(Stored items)
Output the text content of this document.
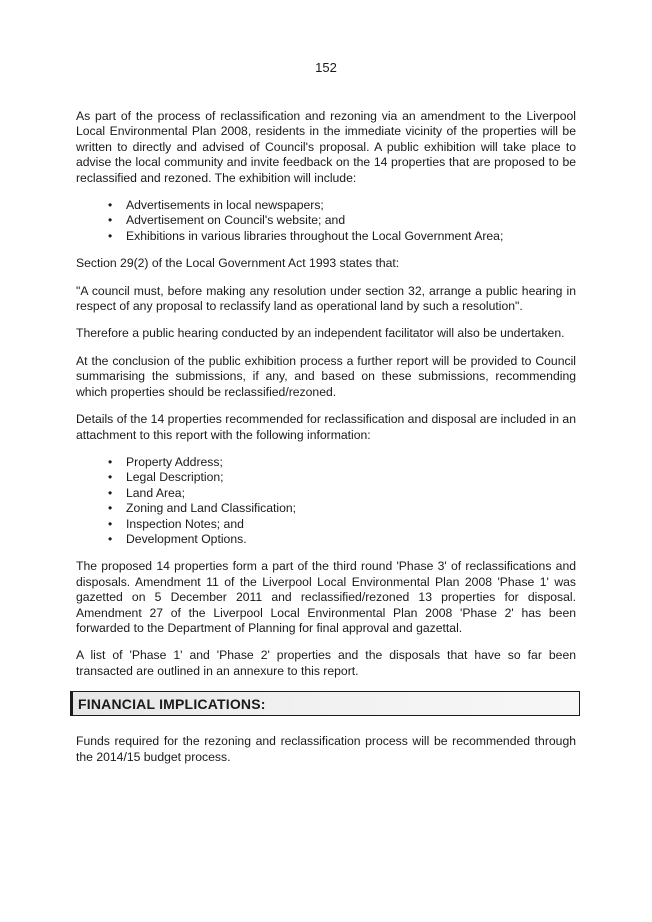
152

As part of the process of reclassification and rezoning via an amendment to the Liverpool Local Environmental Plan 2008, residents in the immediate vicinity of the properties will be written to directly and advised of Council's proposal. A public exhibition will take place to advise the local community and invite feedback on the 14 properties that are proposed to be reclassified and rezoned. The exhibition will include:

• Advertisements in local newspapers;
• Advertisement on Council's website; and
• Exhibitions in various libraries throughout the Local Government Area;

Section 29(2) of the Local Government Act 1993 states that:

"A council must, before making any resolution under section 32, arrange a public hearing in respect of any proposal to reclassify land as operational land by such a resolution".

Therefore a public hearing conducted by an independent facilitator will also be undertaken.

At the conclusion of the public exhibition process a further report will be provided to Council summarising the submissions, if any, and based on these submissions, recommending which properties should be reclassified/rezoned.

Details of the 14 properties recommended for reclassification and disposal are included in an attachment to this report with the following information:

• Property Address;
• Legal Description;
• Land Area;
• Zoning and Land Classification;
• Inspection Notes; and
• Development Options.

The proposed 14 properties form a part of the third round 'Phase 3' of reclassifications and disposals. Amendment 11 of the Liverpool Local Environmental Plan 2008 'Phase 1' was gazetted on 5 December 2011 and reclassified/rezoned 13 properties for disposal. Amendment 27 of the Liverpool Local Environmental Plan 2008 'Phase 2' has been forwarded to the Department of Planning for final approval and gazettal.

A list of 'Phase 1' and 'Phase 2' properties and the disposals that have so far been transacted are outlined in an annexure to this report.

FINANCIAL IMPLICATIONS:

Funds required for the rezoning and reclassification process will be recommended through the 2014/15 budget process.
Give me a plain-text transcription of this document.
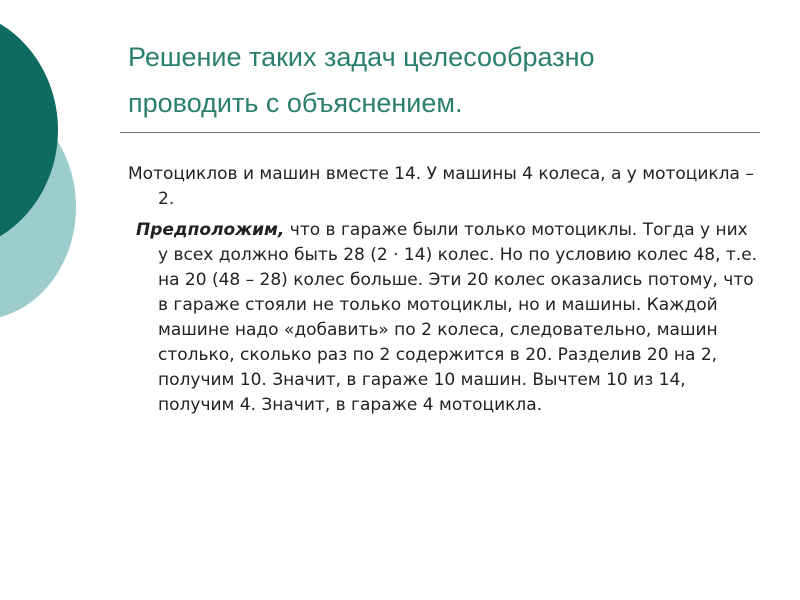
Решение таких задач целесообразно
проводить с объяснением.

Мотоциклов и машин вместе 14. У машины 4 колеса, а у мотоцикла – 2.

Предположим, что в гараже были только мотоциклы. Тогда у них у всех должно быть 28 (2 · 14) колес. Но по условию колес 48, т.е. на 20 (48 – 28) колес больше. Эти 20 колес оказались потому, что в гараже стояли не только мотоциклы, но и машины. Каждой машине надо «добавить» по 2 колеса, следовательно, машин столько, сколько раз по 2 содержится в 20. Разделив 20 на 2, получим 10. Значит, в гараже 10 машин. Вычтем 10 из 14, получим 4. Значит, в гараже 4 мотоцикла.
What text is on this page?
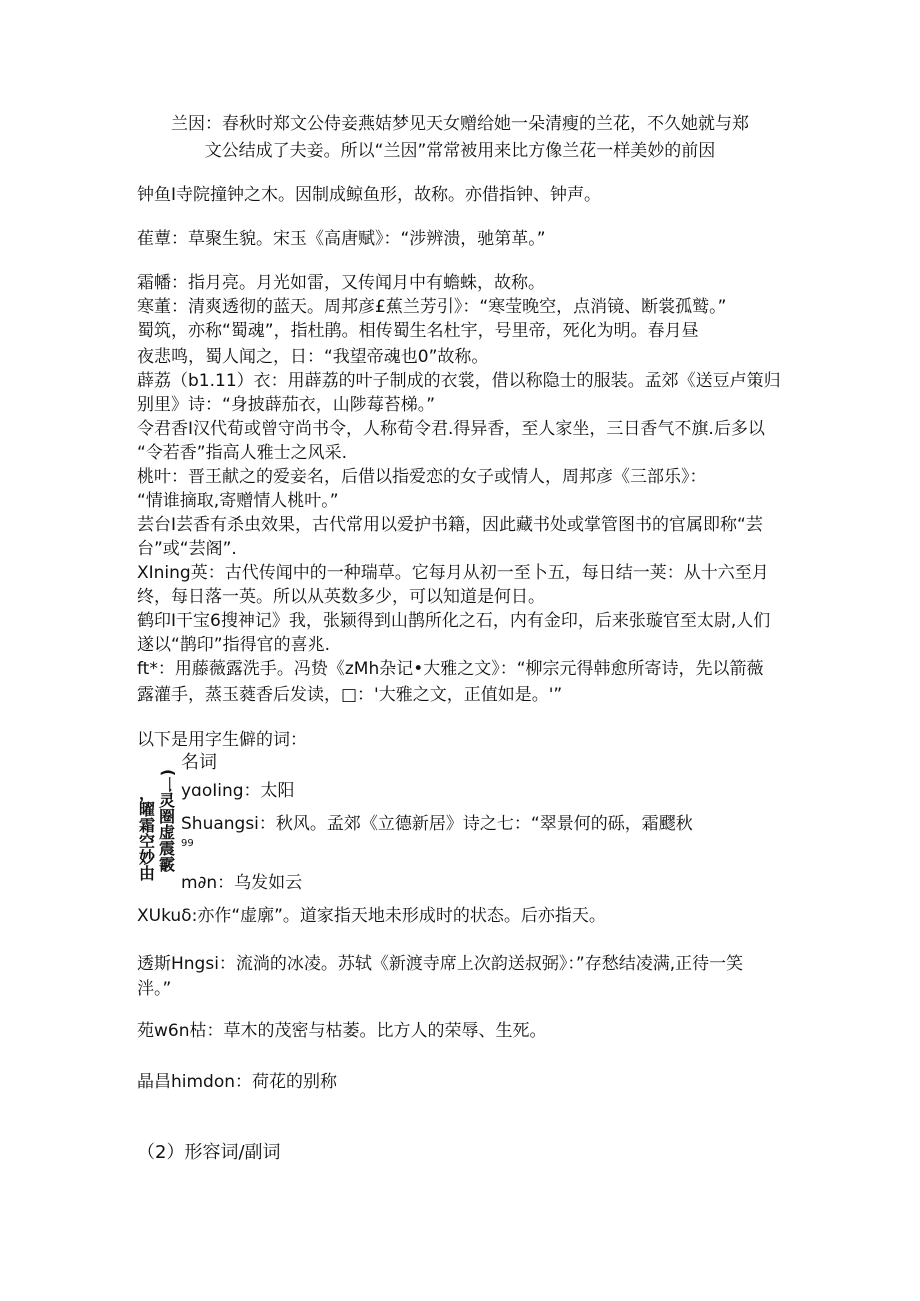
兰因：春秋时郑文公侍妾燕姞梦见天女赠给她一朵清瘦的兰花，不久她就与郑
文公结成了夫妾。所以“兰因”常常被用来比方像兰花一样美妙的前因
钟鱼I寺院撞钟之木。因制成鲸鱼形，故称。亦借指钟、钟声。
萑蕈：草聚生貌。宋玉《高唐赋》：“涉辨溃，驰第革。”
霜幡：指月亮。月光如雷，又传闻月中有蟾蛛，故称。
寒董：清爽透彻的蓝天。周邦彦£蕉兰芳引》：“寒莹晚空，点消镜、断裳孤鹫。”
蜀筑，亦称“蜀魂”，指杜鹃。相传蜀生名杜宇，号里帝，死化为明。春月昼
夜悲鸣，蜀人闻之，日：“我望帝魂也0”故称。
薜荔（b1.11）衣：用薜荔的叶子制成的衣裳，借以称隐士的服装。孟郊《送豆卢策归
别里》诗：“身披薜茄衣，山陟莓苔梯。”
令君香I汉代荀或曾守尚书令，人称荀令君.得异香，至人家坐，三日香气不旗.后多以
“令若香”指高人雅士之风采.
桃叶：晋王献之的爱妾名，后借以指爱恋的女子或情人，周邦彦《三部乐》：
“情谁摘取,寄赠情人桃叶。”
芸台I芸香有杀虫效果，古代常用以爱护书籍，因此藏书处或掌管图书的官属即称“芸
台”或“芸阁”.
XIning英：古代传闻中的一种瑞草。它每月从初一至卜五，每日结一荚：从十六至月
终，每日落一英。所以从英数多少，可以知道是何日。
鹤印I干宝6搜神记》我，张颍得到山鹊所化之石，内有金印，后来张璇官至太尉,人们
遂以“鹊印”指得官的喜兆.
ft*：用藤薇露洗手。冯贽《zMh杂记•大雅之文》：“柳宗元得韩愈所寄诗，先以箭薇
露灌手，蒸玉蕤香后发读，□：'大雅之文，正值如是。'”
以下是用字生僻的词：
(一
，曜霜空妙由
灵圈虚震霰
名词
yɑoIing：太阳
Shuangsi：秋风。孟郊《立德新居》诗之七：“翠景何的砾，霜飂秋
99
m∂n：乌发如云
XUkuδ:亦作“虚廓”。道家指天地未形成时的状态。后亦指天。
透斯Hngsi：流淌的冰凌。苏轼《新渡寺席上次韵送叔弼》：”存愁结凌满,正待一笑
泮。”
苑w6n枯：草木的茂密与枯萎。比方人的荣辱、生死。
晶昌himdon：荷花的别称
（2）形容词/副词
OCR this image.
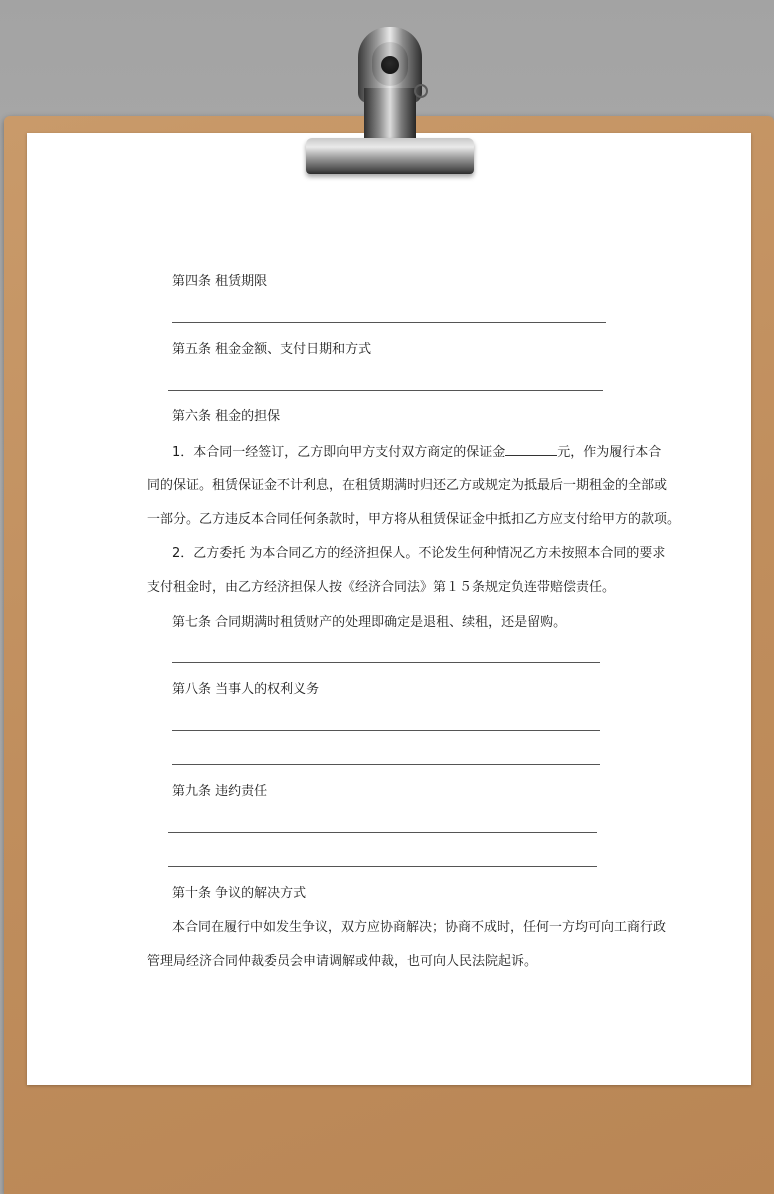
第四条 租赁期限
第五条 租金金额、支付日期和方式
第六条 租金的担保
1．本合同一经签订，乙方即向甲方支付双方商定的保证金	元，作为履行本合
同的保证。租赁保证金不计利息，在租赁期满时归还乙方或规定为抵最后一期租金的全部或
一部分。乙方违反本合同任何条款时，甲方将从租赁保证金中抵扣乙方应支付给甲方的款项。
2．乙方委托 为本合同乙方的经济担保人。不论发生何种情况乙方未按照本合同的要求
支付租金时，由乙方经济担保人按《经济合同法》第１５条规定负连带赔偿责任。
第七条 合同期满时租赁财产的处理即确定是退租、续租，还是留购。
第八条 当事人的权利义务
第九条 违约责任
第十条 争议的解决方式
本合同在履行中如发生争议，双方应协商解决；协商不成时，任何一方均可向工商行政
管理局经济合同仲裁委员会申请调解或仲裁，也可向人民法院起诉。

What the task asks.
Repeat the material above verbatim, with no pictures in the output.

Output.
Output the text content of this document.
152

As part of the process of reclassification and rezoning via an amendment to the Liverpool Local Environmental Plan 2008, residents in the immediate vicinity of the properties will be written to directly and advised of Council's proposal. A public exhibition will take place to advise the local community and invite feedback on the 14 properties that are proposed to be reclassified and rezoned. The exhibition will include:

• Advertisements in local newspapers;
• Advertisement on Council's website; and
• Exhibitions in various libraries throughout the Local Government Area;

Section 29(2) of the Local Government Act 1993 states that:

"A council must, before making any resolution under section 32, arrange a public hearing in respect of any proposal to reclassify land as operational land by such a resolution".

Therefore a public hearing conducted by an independent facilitator will also be undertaken.

At the conclusion of the public exhibition process a further report will be provided to Council summarising the submissions, if any, and based on these submissions, recommending which properties should be reclassified/rezoned.

Details of the 14 properties recommended for reclassification and disposal are included in an attachment to this report with the following information:

• Property Address;
• Legal Description;
• Land Area;
• Zoning and Land Classification;
• Inspection Notes; and
• Development Options.

The proposed 14 properties form a part of the third round 'Phase 3' of reclassifications and disposals. Amendment 11 of the Liverpool Local Environmental Plan 2008 'Phase 1' was gazetted on 5 December 2011 and reclassified/rezoned 13 properties for disposal. Amendment 27 of the Liverpool Local Environmental Plan 2008 'Phase 2' has been forwarded to the Department of Planning for final approval and gazettal.

A list of 'Phase 1' and 'Phase 2' properties and the disposals that have so far been transacted are outlined in an annexure to this report.

FINANCIAL IMPLICATIONS:

Funds required for the rezoning and reclassification process will be recommended through the 2014/15 budget process.
Give me a plain-text transcription of this document.
Решение таких задач целесообразно
проводить с объяснением.

Мотоциклов и машин вместе 14. У машины 4 колеса, а у мотоцикла – 2.

Предположим, что в гараже были только мотоциклы. Тогда у них у всех должно быть 28 (2 · 14) колес. Но по условию колес 48, т.е. на 20 (48 – 28) колес больше. Эти 20 колес оказались потому, что в гараже стояли не только мотоциклы, но и машины. Каждой машине надо «добавить» по 2 колеса, следовательно, машин столько, сколько раз по 2 содержится в 20. Разделив 20 на 2, получим 10. Значит, в гараже 10 машин. Вычтем 10 из 14, получим 4. Значит, в гараже 4 мотоцикла.
What text is on this page?
兰因：春秋时郑文公侍妾燕姞梦见天女赠给她一朵清瘦的兰花，不久她就与郑
文公结成了夫妾。所以“兰因”常常被用来比方像兰花一样美妙的前因
钟鱼I寺院撞钟之木。因制成鲸鱼形，故称。亦借指钟、钟声。
萑蕈：草聚生貌。宋玉《高唐赋》：“涉辨溃，驰第革。”
霜幡：指月亮。月光如雷，又传闻月中有蟾蛛，故称。
寒董：清爽透彻的蓝天。周邦彦£蕉兰芳引》：“寒莹晚空，点消镜、断裳孤鹫。”
蜀筑，亦称“蜀魂”，指杜鹃。相传蜀生名杜宇，号里帝，死化为明。春月昼
夜悲鸣，蜀人闻之，日：“我望帝魂也0”故称。
薜荔（b1.11）衣：用薜荔的叶子制成的衣裳，借以称隐士的服装。孟郊《送豆卢策归
别里》诗：“身披薜茄衣，山陟莓苔梯。”
令君香I汉代荀或曾守尚书令，人称荀令君.得异香，至人家坐，三日香气不旗.后多以
“令若香”指高人雅士之风采.
桃叶：晋王献之的爱妾名，后借以指爱恋的女子或情人，周邦彦《三部乐》：
“情谁摘取,寄赠情人桃叶。”
芸台I芸香有杀虫效果，古代常用以爱护书籍，因此藏书处或掌管图书的官属即称“芸
台”或“芸阁”.
XIning英：古代传闻中的一种瑞草。它每月从初一至卜五，每日结一荚：从十六至月
终，每日落一英。所以从英数多少，可以知道是何日。
鹤印I干宝6搜神记》我，张颍得到山鹊所化之石，内有金印，后来张璇官至太尉,人们
遂以“鹊印”指得官的喜兆.
ft*：用藤薇露洗手。冯贽《zMh杂记•大雅之文》：“柳宗元得韩愈所寄诗，先以箭薇
露灌手，蒸玉蕤香后发读，□：'大雅之文，正值如是。'”
以下是用字生僻的词：
(一
，曜霜空妙由
灵圈虚震霰
名词
yɑoIing：太阳
Shuangsi：秋风。孟郊《立德新居》诗之七：“翠景何的砾，霜飂秋
99
m∂n：乌发如云
XUkuδ:亦作“虚廓”。道家指天地未形成时的状态。后亦指天。
透斯Hngsi：流淌的冰凌。苏轼《新渡寺席上次韵送叔弼》：”存愁结凌满,正待一笑
泮。”
苑w6n枯：草木的茂密与枯萎。比方人的荣辱、生死。
晶昌himdon：荷花的别称
（2）形容词/副词
OCR this image.
第四条 租赁期限
第五条 租金金额、支付日期和方式
第六条 租金的担保
1．本合同一经签订，乙方即向甲方支付双方商定的保证金	元，作为履行本合
同的保证。租赁保证金不计利息，在租赁期满时归还乙方或规定为抵最后一期租金的全部或
一部分。乙方违反本合同任何条款时，甲方将从租赁保证金中抵扣乙方应支付给甲方的款项。
2．乙方委托 为本合同乙方的经济担保人。不论发生何种情况乙方未按照本合同的要求
支付租金时，由乙方经济担保人按《经济合同法》第１５条规定负连带赔偿责任。
第七条 合同期满时租赁财产的处理即确定是退租、续租，还是留购。
第八条 当事人的权利义务
第九条 违约责任
第十条 争议的解决方式
本合同在履行中如发生争议，双方应协商解决；协商不成时，任何一方均可向工商行政
管理局经济合同仲裁委员会申请调解或仲裁，也可向人民法院起诉。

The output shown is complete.